# [What you should do]
Set each record down exactly, excluding all images.

# [Dataset rows]
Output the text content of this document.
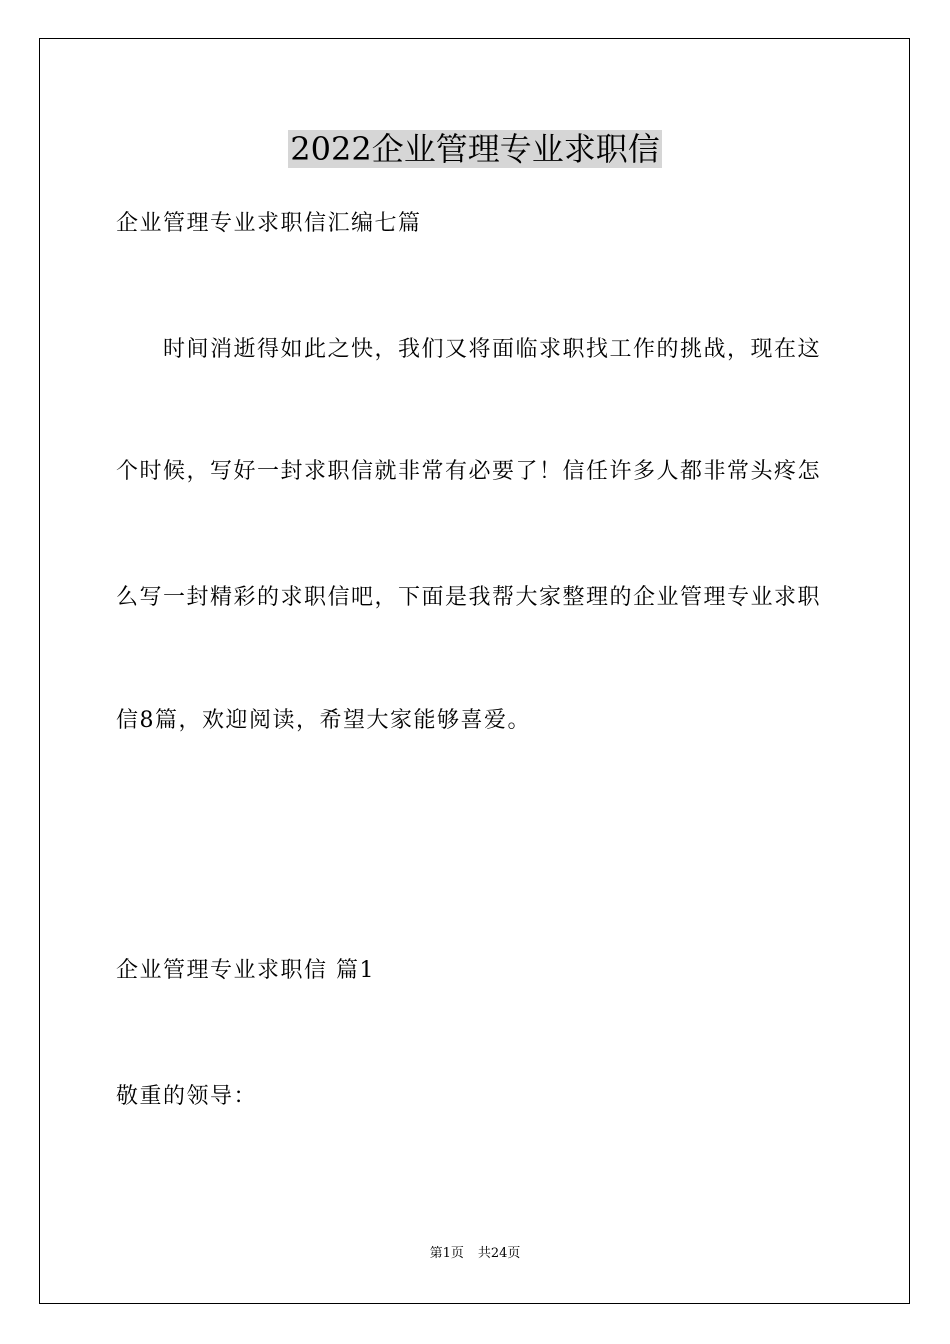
2022企业管理专业求职信

企业管理专业求职信汇编七篇

时间消逝得如此之快，我们又将面临求职找工作的挑战，现在这

个时候，写好一封求职信就非常有必要了！信任许多人都非常头疼怎

么写一封精彩的求职信吧，下面是我帮大家整理的企业管理专业求职

信8篇，欢迎阅读，希望大家能够喜爱。

企业管理专业求职信 篇1

敬重的领导：

第1页 共24页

# [Finished exercise]
Output the text content of this document.
2022企业管理专业求职信

企业管理专业求职信汇编七篇

时间消逝得如此之快，我们又将面临求职找工作的挑战，现在这

个时候，写好一封求职信就非常有必要了！信任许多人都非常头疼怎

么写一封精彩的求职信吧，下面是我帮大家整理的企业管理专业求职

信8篇，欢迎阅读，希望大家能够喜爱。

企业管理专业求职信 篇1

敬重的领导：

第1页 共24页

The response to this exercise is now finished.